# Description of the task
Give the number of lines in this listing that contain the word "Mapping", and nothing else.

— START OF Extracted entries —

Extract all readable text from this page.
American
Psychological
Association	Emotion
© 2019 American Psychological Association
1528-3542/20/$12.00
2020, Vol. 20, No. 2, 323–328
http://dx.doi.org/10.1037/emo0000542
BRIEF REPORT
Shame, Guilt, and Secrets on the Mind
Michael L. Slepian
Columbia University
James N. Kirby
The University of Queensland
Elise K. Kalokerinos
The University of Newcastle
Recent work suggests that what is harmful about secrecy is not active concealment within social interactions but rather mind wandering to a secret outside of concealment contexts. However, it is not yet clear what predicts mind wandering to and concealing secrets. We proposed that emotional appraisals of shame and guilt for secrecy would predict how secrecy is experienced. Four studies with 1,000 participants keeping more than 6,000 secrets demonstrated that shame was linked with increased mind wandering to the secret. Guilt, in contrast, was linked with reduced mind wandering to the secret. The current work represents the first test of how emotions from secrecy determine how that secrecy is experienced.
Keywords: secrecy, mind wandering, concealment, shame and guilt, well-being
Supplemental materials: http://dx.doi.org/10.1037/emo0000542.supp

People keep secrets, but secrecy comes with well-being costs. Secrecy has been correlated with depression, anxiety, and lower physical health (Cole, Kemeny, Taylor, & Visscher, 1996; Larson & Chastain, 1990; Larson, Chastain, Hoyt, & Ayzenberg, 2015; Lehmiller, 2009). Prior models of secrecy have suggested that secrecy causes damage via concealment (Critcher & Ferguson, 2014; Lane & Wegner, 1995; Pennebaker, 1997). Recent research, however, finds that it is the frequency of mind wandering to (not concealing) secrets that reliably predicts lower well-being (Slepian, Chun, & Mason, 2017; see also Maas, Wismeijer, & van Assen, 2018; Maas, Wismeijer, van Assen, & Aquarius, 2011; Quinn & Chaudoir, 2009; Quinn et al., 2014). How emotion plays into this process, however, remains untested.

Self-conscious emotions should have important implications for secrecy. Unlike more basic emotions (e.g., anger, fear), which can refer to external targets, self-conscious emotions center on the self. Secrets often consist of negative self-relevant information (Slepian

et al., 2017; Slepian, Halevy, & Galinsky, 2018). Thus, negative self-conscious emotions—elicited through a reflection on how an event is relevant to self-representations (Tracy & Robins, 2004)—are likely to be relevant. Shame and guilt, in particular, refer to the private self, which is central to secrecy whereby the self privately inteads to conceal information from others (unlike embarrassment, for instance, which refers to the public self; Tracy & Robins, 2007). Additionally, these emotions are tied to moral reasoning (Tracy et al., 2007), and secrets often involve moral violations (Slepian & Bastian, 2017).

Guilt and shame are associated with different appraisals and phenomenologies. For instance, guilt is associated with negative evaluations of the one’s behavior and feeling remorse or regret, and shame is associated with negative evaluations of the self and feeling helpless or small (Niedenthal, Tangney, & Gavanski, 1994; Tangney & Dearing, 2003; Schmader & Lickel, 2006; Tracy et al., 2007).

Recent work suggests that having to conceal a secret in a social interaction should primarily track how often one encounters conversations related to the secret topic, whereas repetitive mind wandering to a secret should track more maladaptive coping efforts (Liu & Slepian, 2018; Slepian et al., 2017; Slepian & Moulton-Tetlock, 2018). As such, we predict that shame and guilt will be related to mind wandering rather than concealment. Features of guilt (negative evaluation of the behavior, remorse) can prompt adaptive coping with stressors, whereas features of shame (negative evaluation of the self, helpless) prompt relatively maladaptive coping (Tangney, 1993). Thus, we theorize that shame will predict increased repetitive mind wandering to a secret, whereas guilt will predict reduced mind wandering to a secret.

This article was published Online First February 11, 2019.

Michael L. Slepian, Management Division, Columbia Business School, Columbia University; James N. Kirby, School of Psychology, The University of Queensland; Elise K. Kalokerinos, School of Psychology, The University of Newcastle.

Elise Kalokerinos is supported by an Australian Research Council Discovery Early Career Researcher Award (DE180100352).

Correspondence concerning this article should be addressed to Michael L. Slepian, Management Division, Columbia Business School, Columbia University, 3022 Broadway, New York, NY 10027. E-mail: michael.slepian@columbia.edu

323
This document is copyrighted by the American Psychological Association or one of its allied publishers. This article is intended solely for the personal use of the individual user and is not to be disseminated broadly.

— END OF Extracted entries —
— START OF Extracted entries —

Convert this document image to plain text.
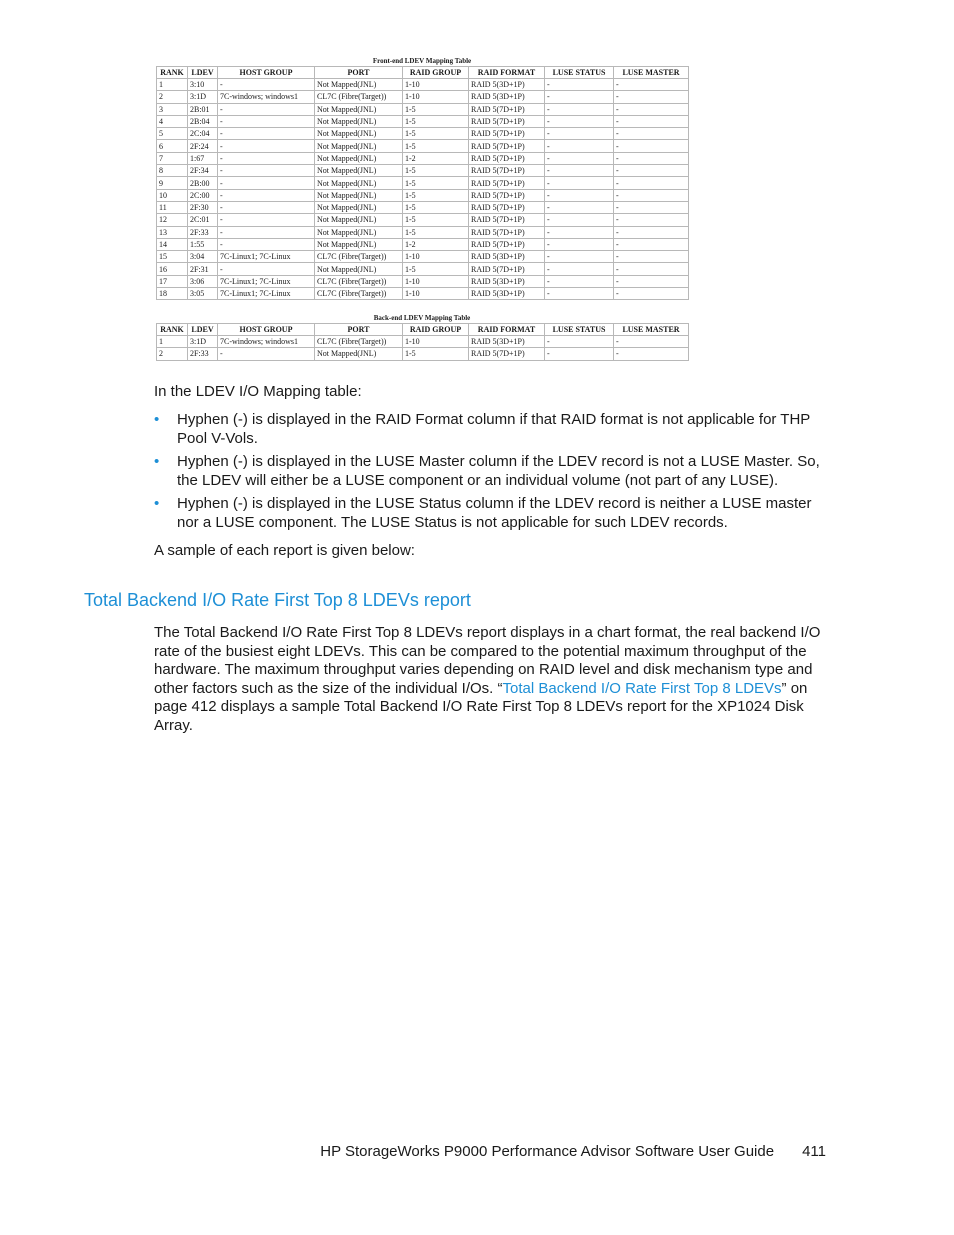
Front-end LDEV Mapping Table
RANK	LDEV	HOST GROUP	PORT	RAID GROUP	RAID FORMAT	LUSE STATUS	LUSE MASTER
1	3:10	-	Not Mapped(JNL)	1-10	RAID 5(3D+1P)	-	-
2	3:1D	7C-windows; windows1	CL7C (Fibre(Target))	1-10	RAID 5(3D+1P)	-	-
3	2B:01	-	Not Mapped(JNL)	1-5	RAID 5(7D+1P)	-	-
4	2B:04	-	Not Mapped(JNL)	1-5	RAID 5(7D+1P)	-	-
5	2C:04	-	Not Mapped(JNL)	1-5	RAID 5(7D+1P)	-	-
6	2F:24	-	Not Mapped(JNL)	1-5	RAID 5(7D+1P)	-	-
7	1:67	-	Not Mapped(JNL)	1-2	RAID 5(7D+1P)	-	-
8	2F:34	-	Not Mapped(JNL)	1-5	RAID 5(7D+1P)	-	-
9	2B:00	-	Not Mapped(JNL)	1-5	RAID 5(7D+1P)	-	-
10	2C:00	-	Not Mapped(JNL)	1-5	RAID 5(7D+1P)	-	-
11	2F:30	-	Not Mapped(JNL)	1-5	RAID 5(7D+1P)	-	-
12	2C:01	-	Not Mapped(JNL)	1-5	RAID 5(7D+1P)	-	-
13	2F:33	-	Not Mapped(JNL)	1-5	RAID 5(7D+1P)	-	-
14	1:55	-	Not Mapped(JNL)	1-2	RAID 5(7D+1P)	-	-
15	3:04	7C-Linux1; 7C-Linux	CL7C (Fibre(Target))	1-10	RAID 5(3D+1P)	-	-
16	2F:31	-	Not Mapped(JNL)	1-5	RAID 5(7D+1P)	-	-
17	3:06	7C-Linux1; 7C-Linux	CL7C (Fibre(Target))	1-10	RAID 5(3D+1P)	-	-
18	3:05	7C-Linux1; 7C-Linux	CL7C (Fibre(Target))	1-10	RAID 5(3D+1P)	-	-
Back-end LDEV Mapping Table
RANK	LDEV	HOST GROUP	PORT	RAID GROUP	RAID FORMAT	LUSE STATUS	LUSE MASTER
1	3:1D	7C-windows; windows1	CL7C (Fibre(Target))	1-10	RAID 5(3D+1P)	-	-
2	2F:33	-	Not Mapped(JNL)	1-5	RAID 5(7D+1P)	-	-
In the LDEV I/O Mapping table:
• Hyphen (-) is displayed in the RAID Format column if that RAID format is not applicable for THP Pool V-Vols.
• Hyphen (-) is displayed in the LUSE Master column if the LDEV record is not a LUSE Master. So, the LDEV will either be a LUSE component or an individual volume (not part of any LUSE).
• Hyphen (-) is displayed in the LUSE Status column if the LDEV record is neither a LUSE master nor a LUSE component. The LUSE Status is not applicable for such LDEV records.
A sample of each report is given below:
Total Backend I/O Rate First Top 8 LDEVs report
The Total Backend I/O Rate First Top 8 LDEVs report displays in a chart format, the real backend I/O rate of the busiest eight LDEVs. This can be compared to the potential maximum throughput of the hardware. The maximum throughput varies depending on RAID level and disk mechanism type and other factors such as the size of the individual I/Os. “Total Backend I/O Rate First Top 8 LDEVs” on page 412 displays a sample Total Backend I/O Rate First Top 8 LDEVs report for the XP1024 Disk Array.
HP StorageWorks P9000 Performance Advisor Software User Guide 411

— END OF Extracted entries —
— START OF Extracted entries —

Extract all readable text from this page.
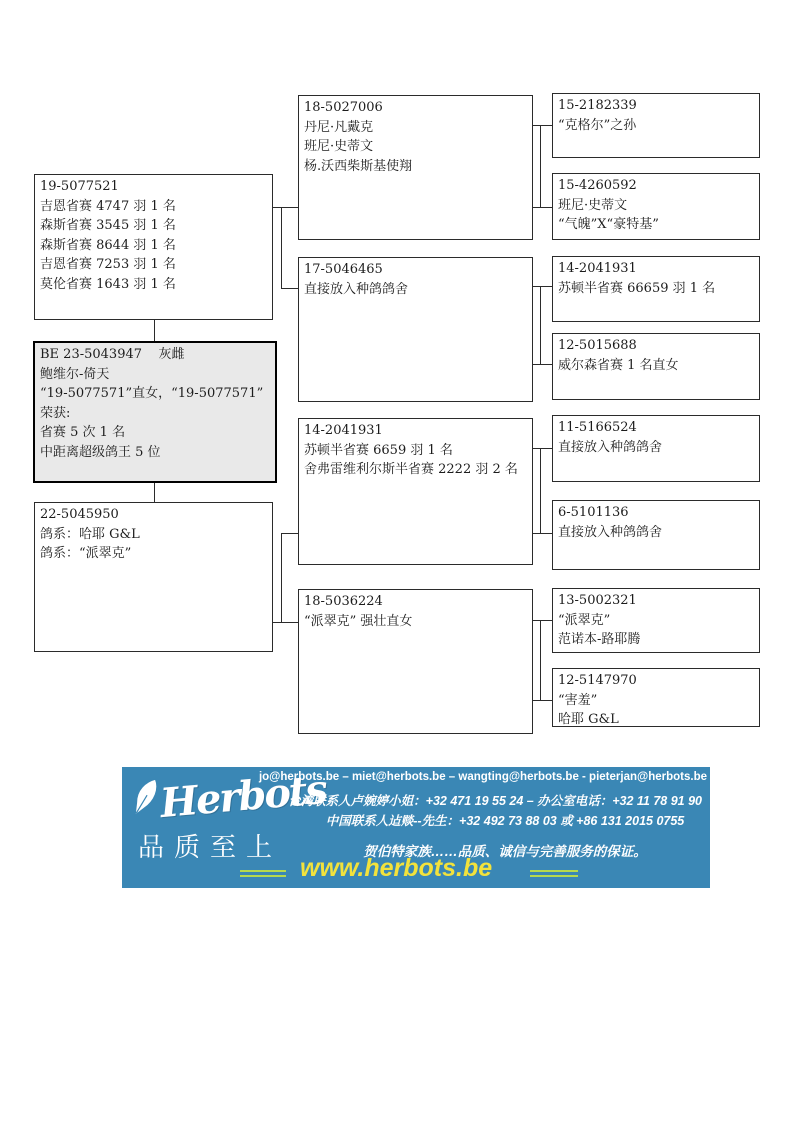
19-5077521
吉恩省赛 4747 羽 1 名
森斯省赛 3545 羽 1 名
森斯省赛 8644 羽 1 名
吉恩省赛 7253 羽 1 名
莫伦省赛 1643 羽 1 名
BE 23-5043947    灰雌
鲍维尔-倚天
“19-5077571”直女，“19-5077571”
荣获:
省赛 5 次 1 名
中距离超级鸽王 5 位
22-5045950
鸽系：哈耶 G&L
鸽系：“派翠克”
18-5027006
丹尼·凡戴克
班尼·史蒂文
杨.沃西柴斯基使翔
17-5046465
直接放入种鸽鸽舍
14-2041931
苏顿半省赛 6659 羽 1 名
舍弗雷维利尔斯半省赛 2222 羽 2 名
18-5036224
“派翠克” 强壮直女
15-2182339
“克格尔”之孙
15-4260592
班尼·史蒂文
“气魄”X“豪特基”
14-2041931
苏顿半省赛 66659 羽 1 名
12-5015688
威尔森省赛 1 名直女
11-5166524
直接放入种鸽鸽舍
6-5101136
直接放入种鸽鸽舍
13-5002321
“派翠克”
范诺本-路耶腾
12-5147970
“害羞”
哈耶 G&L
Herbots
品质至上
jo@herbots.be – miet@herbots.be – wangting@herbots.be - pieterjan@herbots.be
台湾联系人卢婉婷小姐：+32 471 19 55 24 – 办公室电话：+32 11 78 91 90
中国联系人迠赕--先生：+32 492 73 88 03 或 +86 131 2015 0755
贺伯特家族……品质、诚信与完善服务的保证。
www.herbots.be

— END OF Extracted entries —

# Reply
3